▸ Material for the task
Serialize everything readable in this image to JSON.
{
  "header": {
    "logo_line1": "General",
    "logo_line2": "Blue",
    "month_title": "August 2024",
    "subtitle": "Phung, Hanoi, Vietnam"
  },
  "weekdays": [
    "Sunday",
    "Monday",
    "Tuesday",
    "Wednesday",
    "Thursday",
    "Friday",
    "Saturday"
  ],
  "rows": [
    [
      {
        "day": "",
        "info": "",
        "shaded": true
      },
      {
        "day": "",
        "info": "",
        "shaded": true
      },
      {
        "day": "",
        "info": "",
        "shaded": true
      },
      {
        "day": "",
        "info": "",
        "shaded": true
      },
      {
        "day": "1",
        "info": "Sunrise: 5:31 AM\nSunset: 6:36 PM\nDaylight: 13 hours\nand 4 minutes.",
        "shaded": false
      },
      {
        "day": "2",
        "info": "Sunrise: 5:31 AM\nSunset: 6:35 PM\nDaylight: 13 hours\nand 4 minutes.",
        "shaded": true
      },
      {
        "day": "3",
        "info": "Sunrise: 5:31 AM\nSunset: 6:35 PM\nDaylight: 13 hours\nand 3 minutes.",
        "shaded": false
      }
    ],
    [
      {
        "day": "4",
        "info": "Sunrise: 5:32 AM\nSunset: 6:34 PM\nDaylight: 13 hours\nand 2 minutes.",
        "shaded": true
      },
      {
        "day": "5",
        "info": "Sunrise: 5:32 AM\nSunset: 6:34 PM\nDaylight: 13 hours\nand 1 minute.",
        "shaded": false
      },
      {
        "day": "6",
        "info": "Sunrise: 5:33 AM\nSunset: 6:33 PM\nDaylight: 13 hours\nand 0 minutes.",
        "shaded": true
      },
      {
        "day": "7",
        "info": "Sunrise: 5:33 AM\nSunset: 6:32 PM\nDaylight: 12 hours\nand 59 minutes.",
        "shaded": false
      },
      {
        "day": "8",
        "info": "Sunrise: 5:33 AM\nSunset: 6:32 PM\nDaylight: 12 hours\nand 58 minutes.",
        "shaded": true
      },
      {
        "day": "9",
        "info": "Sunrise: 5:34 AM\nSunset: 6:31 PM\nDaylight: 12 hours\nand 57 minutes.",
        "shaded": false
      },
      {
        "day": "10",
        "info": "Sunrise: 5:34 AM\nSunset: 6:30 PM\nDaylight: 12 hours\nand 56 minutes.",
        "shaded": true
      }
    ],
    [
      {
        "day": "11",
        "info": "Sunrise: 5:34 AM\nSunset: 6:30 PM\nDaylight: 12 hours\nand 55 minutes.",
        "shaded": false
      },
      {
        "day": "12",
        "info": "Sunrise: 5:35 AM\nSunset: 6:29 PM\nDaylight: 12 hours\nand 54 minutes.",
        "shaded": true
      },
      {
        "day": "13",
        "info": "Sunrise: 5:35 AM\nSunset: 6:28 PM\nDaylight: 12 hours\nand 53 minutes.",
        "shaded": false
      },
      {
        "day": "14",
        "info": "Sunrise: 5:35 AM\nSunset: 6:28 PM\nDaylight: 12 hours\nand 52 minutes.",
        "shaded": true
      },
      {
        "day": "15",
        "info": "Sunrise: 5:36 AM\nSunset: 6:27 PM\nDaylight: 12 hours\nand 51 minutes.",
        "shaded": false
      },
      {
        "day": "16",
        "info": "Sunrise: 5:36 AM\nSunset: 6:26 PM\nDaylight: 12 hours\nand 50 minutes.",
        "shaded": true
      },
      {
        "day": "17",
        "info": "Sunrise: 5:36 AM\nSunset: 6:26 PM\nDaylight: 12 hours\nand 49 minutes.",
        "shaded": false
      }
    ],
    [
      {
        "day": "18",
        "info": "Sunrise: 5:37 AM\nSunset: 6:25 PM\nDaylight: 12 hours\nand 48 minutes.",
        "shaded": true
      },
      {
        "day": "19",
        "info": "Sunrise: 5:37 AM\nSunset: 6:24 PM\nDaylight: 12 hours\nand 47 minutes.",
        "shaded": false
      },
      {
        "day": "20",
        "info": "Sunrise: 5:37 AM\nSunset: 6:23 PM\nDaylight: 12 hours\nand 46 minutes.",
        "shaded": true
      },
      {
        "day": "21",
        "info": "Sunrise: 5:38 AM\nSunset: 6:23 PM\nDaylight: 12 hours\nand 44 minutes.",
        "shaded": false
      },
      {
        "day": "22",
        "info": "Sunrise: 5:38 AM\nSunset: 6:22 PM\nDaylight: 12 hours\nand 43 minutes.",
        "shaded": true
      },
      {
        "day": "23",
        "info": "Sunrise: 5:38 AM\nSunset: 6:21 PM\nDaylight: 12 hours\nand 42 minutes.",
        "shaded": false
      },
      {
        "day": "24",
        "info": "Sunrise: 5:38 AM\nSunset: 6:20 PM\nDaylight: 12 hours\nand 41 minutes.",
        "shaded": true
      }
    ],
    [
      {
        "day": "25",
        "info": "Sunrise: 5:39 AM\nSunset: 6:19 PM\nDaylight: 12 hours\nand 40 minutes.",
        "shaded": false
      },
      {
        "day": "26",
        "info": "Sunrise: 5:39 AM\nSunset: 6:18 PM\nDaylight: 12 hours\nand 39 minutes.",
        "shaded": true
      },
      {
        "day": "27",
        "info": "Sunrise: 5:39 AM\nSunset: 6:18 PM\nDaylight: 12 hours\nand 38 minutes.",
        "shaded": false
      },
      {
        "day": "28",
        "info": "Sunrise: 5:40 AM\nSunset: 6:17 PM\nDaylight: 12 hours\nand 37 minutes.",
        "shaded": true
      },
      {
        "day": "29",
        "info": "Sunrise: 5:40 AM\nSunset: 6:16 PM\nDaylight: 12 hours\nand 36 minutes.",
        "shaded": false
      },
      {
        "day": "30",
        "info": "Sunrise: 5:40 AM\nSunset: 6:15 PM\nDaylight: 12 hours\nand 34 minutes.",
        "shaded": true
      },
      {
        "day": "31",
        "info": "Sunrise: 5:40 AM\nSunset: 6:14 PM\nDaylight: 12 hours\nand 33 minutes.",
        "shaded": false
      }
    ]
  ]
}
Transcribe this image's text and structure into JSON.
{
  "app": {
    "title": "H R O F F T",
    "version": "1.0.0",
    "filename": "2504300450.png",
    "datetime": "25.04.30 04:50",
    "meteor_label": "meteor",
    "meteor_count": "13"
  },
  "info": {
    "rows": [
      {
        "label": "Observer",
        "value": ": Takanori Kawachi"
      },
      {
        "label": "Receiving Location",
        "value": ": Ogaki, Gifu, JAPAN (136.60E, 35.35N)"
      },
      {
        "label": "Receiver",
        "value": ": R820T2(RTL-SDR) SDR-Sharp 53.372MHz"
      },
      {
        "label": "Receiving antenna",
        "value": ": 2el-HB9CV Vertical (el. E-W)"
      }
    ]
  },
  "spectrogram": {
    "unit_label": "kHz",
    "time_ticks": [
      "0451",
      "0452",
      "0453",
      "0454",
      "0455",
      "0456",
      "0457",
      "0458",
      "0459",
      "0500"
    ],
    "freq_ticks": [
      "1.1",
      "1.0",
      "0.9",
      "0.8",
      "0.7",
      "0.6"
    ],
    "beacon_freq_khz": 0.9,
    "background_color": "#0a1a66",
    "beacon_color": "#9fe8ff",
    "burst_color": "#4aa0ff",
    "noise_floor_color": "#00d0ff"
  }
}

▸ Required work
Each line of the material above needs to be quoted exactly, please.

▸ Written response
Serialize everything readable in this image to JSON.
{
  "header": {
    "logo_line1": "General",
    "logo_line2": "Blue",
    "month_title": "August 2024",
    "subtitle": "Phung, Hanoi, Vietnam"
  },
  "weekdays": [
    "Sunday",
    "Monday",
    "Tuesday",
    "Wednesday",
    "Thursday",
    "Friday",
    "Saturday"
  ],
  "rows": [
    [
      {
        "day": "",
        "info": "",
        "shaded": true
      },
      {
        "day": "",
        "info": "",
        "shaded": true
      },
      {
        "day": "",
        "info": "",
        "shaded": true
      },
      {
        "day": "",
        "info": "",
        "shaded": true
      },
      {
        "day": "1",
        "info": "Sunrise: 5:31 AM\nSunset: 6:36 PM\nDaylight: 13 hours\nand 4 minutes.",
        "shaded": false
      },
      {
        "day": "2",
        "info": "Sunrise: 5:31 AM\nSunset: 6:35 PM\nDaylight: 13 hours\nand 4 minutes.",
        "shaded": true
      },
      {
        "day": "3",
        "info": "Sunrise: 5:31 AM\nSunset: 6:35 PM\nDaylight: 13 hours\nand 3 minutes.",
        "shaded": false
      }
    ],
    [
      {
        "day": "4",
        "info": "Sunrise: 5:32 AM\nSunset: 6:34 PM\nDaylight: 13 hours\nand 2 minutes.",
        "shaded": true
      },
      {
        "day": "5",
        "info": "Sunrise: 5:32 AM\nSunset: 6:34 PM\nDaylight: 13 hours\nand 1 minute.",
        "shaded": false
      },
      {
        "day": "6",
        "info": "Sunrise: 5:33 AM\nSunset: 6:33 PM\nDaylight: 13 hours\nand 0 minutes.",
        "shaded": true
      },
      {
        "day": "7",
        "info": "Sunrise: 5:33 AM\nSunset: 6:32 PM\nDaylight: 12 hours\nand 59 minutes.",
        "shaded": false
      },
      {
        "day": "8",
        "info": "Sunrise: 5:33 AM\nSunset: 6:32 PM\nDaylight: 12 hours\nand 58 minutes.",
        "shaded": true
      },
      {
        "day": "9",
        "info": "Sunrise: 5:34 AM\nSunset: 6:31 PM\nDaylight: 12 hours\nand 57 minutes.",
        "shaded": false
      },
      {
        "day": "10",
        "info": "Sunrise: 5:34 AM\nSunset: 6:30 PM\nDaylight: 12 hours\nand 56 minutes.",
        "shaded": true
      }
    ],
    [
      {
        "day": "11",
        "info": "Sunrise: 5:34 AM\nSunset: 6:30 PM\nDaylight: 12 hours\nand 55 minutes.",
        "shaded": false
      },
      {
        "day": "12",
        "info": "Sunrise: 5:35 AM\nSunset: 6:29 PM\nDaylight: 12 hours\nand 54 minutes.",
        "shaded": true
      },
      {
        "day": "13",
        "info": "Sunrise: 5:35 AM\nSunset: 6:28 PM\nDaylight: 12 hours\nand 53 minutes.",
        "shaded": false
      },
      {
        "day": "14",
        "info": "Sunrise: 5:35 AM\nSunset: 6:28 PM\nDaylight: 12 hours\nand 52 minutes.",
        "shaded": true
      },
      {
        "day": "15",
        "info": "Sunrise: 5:36 AM\nSunset: 6:27 PM\nDaylight: 12 hours\nand 51 minutes.",
        "shaded": false
      },
      {
        "day": "16",
        "info": "Sunrise: 5:36 AM\nSunset: 6:26 PM\nDaylight: 12 hours\nand 50 minutes.",
        "shaded": true
      },
      {
        "day": "17",
        "info": "Sunrise: 5:36 AM\nSunset: 6:26 PM\nDaylight: 12 hours\nand 49 minutes.",
        "shaded": false
      }
    ],
    [
      {
        "day": "18",
        "info": "Sunrise: 5:37 AM\nSunset: 6:25 PM\nDaylight: 12 hours\nand 48 minutes.",
        "shaded": true
      },
      {
        "day": "19",
        "info": "Sunrise: 5:37 AM\nSunset: 6:24 PM\nDaylight: 12 hours\nand 47 minutes.",
        "shaded": false
      },
      {
        "day": "20",
        "info": "Sunrise: 5:37 AM\nSunset: 6:23 PM\nDaylight: 12 hours\nand 46 minutes.",
        "shaded": true
      },
      {
        "day": "21",
        "info": "Sunrise: 5:38 AM\nSunset: 6:23 PM\nDaylight: 12 hours\nand 44 minutes.",
        "shaded": false
      },
      {
        "day": "22",
        "info": "Sunrise: 5:38 AM\nSunset: 6:22 PM\nDaylight: 12 hours\nand 43 minutes.",
        "shaded": true
      },
      {
        "day": "23",
        "info": "Sunrise: 5:38 AM\nSunset: 6:21 PM\nDaylight: 12 hours\nand 42 minutes.",
        "shaded": false
      },
      {
        "day": "24",
        "info": "Sunrise: 5:38 AM\nSunset: 6:20 PM\nDaylight: 12 hours\nand 41 minutes.",
        "shaded": true
      }
    ],
    [
      {
        "day": "25",
        "info": "Sunrise: 5:39 AM\nSunset: 6:19 PM\nDaylight: 12 hours\nand 40 minutes.",
        "shaded": false
      },
      {
        "day": "26",
        "info": "Sunrise: 5:39 AM\nSunset: 6:18 PM\nDaylight: 12 hours\nand 39 minutes.",
        "shaded": true
      },
      {
        "day": "27",
        "info": "Sunrise: 5:39 AM\nSunset: 6:18 PM\nDaylight: 12 hours\nand 38 minutes.",
        "shaded": false
      },
      {
        "day": "28",
        "info": "Sunrise: 5:40 AM\nSunset: 6:17 PM\nDaylight: 12 hours\nand 37 minutes.",
        "shaded": true
      },
      {
        "day": "29",
        "info": "Sunrise: 5:40 AM\nSunset: 6:16 PM\nDaylight: 12 hours\nand 36 minutes.",
        "shaded": false
      },
      {
        "day": "30",
        "info": "Sunrise: 5:40 AM\nSunset: 6:15 PM\nDaylight: 12 hours\nand 34 minutes.",
        "shaded": true
      },
      {
        "day": "31",
        "info": "Sunrise: 5:40 AM\nSunset: 6:14 PM\nDaylight: 12 hours\nand 33 minutes.",
        "shaded": false
      }
    ]
  ]
}
Transcribe this image's text and structure into JSON.
{
  "app": {
    "title": "H R O F F T",
    "version": "1.0.0",
    "filename": "2504300450.png",
    "datetime": "25.04.30 04:50",
    "meteor_label": "meteor",
    "meteor_count": "13"
  },
  "info": {
    "rows": [
      {
        "label": "Observer",
        "value": ": Takanori Kawachi"
      },
      {
        "label": "Receiving Location",
        "value": ": Ogaki, Gifu, JAPAN (136.60E, 35.35N)"
      },
      {
        "label": "Receiver",
        "value": ": R820T2(RTL-SDR) SDR-Sharp 53.372MHz"
      },
      {
        "label": "Receiving antenna",
        "value": ": 2el-HB9CV Vertical (el. E-W)"
      }
    ]
  },
  "spectrogram": {
    "unit_label": "kHz",
    "time_ticks": [
      "0451",
      "0452",
      "0453",
      "0454",
      "0455",
      "0456",
      "0457",
      "0458",
      "0459",
      "0500"
    ],
    "freq_ticks": [
      "1.1",
      "1.0",
      "0.9",
      "0.8",
      "0.7",
      "0.6"
    ],
    "beacon_freq_khz": 0.9,
    "background_color": "#0a1a66",
    "beacon_color": "#9fe8ff",
    "burst_color": "#4aa0ff",
    "noise_floor_color": "#00d0ff"
  }
}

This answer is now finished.